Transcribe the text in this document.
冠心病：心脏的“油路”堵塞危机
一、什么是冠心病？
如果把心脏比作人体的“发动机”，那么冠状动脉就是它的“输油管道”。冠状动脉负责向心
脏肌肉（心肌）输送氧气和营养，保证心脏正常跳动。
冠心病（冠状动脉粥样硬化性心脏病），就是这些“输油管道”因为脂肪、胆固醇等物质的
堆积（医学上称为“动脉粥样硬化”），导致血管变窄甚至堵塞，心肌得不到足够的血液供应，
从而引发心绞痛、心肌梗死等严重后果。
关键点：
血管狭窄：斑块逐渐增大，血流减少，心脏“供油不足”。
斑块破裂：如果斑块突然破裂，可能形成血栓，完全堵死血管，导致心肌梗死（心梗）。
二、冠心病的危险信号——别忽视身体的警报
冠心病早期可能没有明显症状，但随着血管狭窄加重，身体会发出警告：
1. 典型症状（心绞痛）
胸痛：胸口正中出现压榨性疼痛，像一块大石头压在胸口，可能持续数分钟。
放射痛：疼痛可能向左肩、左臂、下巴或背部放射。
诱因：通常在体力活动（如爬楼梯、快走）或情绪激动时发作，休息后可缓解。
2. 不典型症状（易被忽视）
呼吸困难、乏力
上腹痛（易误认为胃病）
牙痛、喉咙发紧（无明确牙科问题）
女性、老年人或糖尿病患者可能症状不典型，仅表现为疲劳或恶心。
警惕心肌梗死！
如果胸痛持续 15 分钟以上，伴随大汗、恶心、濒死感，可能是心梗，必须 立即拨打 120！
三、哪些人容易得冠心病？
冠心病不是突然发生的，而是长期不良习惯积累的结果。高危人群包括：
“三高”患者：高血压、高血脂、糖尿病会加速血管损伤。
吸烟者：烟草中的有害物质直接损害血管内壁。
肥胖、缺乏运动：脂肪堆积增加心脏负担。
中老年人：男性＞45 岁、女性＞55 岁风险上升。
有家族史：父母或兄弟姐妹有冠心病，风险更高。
┄┄┄┄┄┄┄┄┄┄┄┄┄┄┄┄┄┄┄┄
→ **Your goal**: Would you copy out each line exactly as written?

→ **Problem solution**:
Transcribe the text in this document.
冠心病：心脏的“油路”堵塞危机
一、什么是冠心病？
如果把心脏比作人体的“发动机”，那么冠状动脉就是它的“输油管道”。冠状动脉负责向心
脏肌肉（心肌）输送氧气和营养，保证心脏正常跳动。
冠心病（冠状动脉粥样硬化性心脏病），就是这些“输油管道”因为脂肪、胆固醇等物质的
堆积（医学上称为“动脉粥样硬化”），导致血管变窄甚至堵塞，心肌得不到足够的血液供应，
从而引发心绞痛、心肌梗死等严重后果。
关键点：
血管狭窄：斑块逐渐增大，血流减少，心脏“供油不足”。
斑块破裂：如果斑块突然破裂，可能形成血栓，完全堵死血管，导致心肌梗死（心梗）。
二、冠心病的危险信号——别忽视身体的警报
冠心病早期可能没有明显症状，但随着血管狭窄加重，身体会发出警告：
1. 典型症状（心绞痛）
胸痛：胸口正中出现压榨性疼痛，像一块大石头压在胸口，可能持续数分钟。
放射痛：疼痛可能向左肩、左臂、下巴或背部放射。
诱因：通常在体力活动（如爬楼梯、快走）或情绪激动时发作，休息后可缓解。
2. 不典型症状（易被忽视）
呼吸困难、乏力
上腹痛（易误认为胃病）
牙痛、喉咙发紧（无明确牙科问题）
女性、老年人或糖尿病患者可能症状不典型，仅表现为疲劳或恶心。
警惕心肌梗死！
如果胸痛持续 15 分钟以上，伴随大汗、恶心、濒死感，可能是心梗，必须 立即拨打 120！
三、哪些人容易得冠心病？
冠心病不是突然发生的，而是长期不良习惯积累的结果。高危人群包括：
“三高”患者：高血压、高血脂、糖尿病会加速血管损伤。
吸烟者：烟草中的有害物质直接损害血管内壁。
肥胖、缺乏运动：脂肪堆积增加心脏负担。
中老年人：男性＞45 岁、女性＞55 岁风险上升。
有家族史：父母或兄弟姐妹有冠心病，风险更高。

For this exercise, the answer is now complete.